Short task: State only how many lines below include the string "background".

---

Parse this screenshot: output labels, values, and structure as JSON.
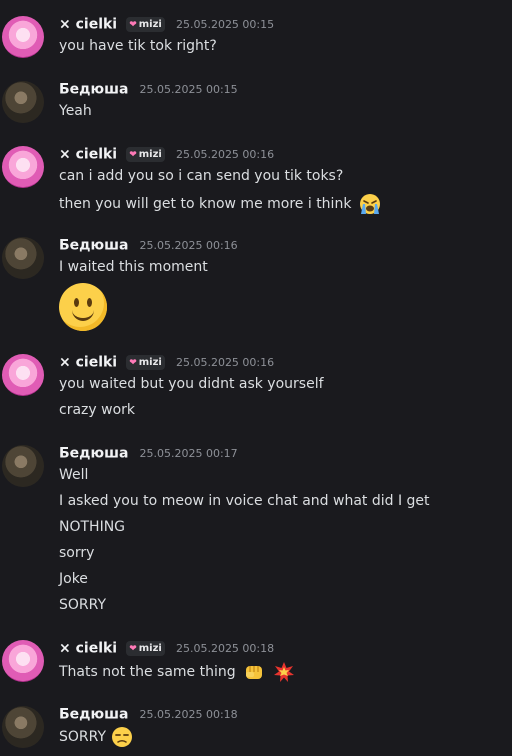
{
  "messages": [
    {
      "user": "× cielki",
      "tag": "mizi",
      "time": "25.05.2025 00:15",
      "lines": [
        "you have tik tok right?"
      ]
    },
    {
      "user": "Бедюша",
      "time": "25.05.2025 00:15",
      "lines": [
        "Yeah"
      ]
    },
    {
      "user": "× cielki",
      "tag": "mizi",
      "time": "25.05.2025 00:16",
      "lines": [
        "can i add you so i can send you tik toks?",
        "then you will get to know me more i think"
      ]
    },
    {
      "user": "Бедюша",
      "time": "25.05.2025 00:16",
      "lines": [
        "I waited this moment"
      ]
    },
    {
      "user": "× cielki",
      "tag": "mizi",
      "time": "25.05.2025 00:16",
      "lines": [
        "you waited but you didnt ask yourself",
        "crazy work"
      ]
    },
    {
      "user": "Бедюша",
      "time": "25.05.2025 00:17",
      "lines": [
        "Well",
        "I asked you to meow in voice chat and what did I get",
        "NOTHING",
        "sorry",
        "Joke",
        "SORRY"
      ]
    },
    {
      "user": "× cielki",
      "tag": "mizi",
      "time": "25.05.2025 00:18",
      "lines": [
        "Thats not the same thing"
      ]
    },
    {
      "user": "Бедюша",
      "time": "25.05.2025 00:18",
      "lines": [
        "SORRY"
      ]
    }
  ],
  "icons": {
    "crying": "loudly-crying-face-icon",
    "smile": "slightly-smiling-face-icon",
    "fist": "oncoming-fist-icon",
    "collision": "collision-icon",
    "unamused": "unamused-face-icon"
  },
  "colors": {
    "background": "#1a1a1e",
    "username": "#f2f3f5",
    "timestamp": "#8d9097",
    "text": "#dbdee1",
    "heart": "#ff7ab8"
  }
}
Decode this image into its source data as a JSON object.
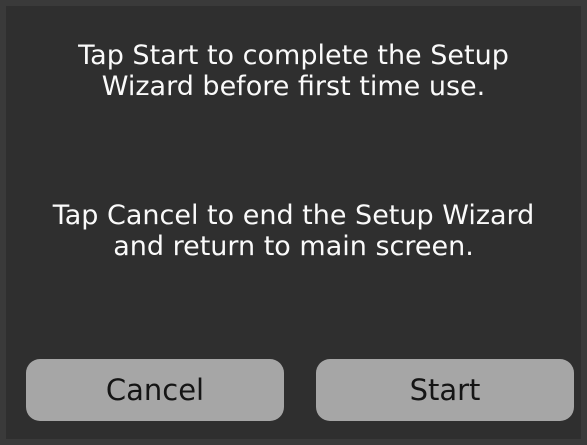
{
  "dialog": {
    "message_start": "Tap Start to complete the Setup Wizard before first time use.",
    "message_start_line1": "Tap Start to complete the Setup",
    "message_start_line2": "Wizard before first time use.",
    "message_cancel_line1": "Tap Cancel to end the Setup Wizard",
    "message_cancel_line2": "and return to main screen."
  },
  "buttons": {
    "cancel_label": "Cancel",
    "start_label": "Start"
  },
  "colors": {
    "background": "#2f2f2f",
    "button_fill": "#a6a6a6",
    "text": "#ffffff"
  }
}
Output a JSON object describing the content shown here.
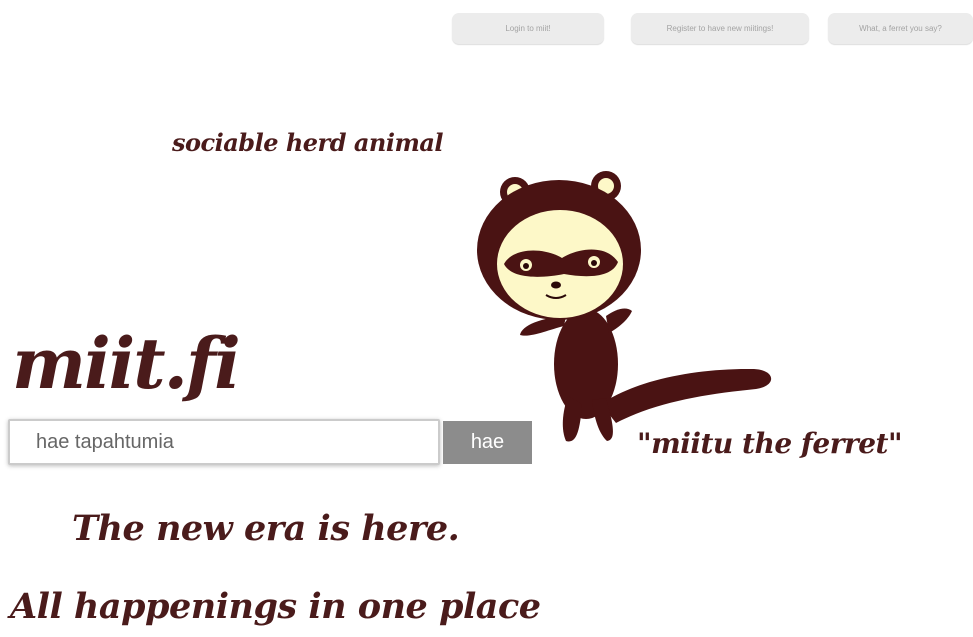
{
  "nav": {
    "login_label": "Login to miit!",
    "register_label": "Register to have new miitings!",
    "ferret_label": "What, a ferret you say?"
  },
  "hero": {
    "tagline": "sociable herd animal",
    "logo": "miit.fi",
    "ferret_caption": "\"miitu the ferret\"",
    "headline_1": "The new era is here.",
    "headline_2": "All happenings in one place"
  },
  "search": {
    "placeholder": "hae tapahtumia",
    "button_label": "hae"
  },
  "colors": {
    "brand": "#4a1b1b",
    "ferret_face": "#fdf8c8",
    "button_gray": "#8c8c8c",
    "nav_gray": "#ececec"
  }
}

---

Final answer: 2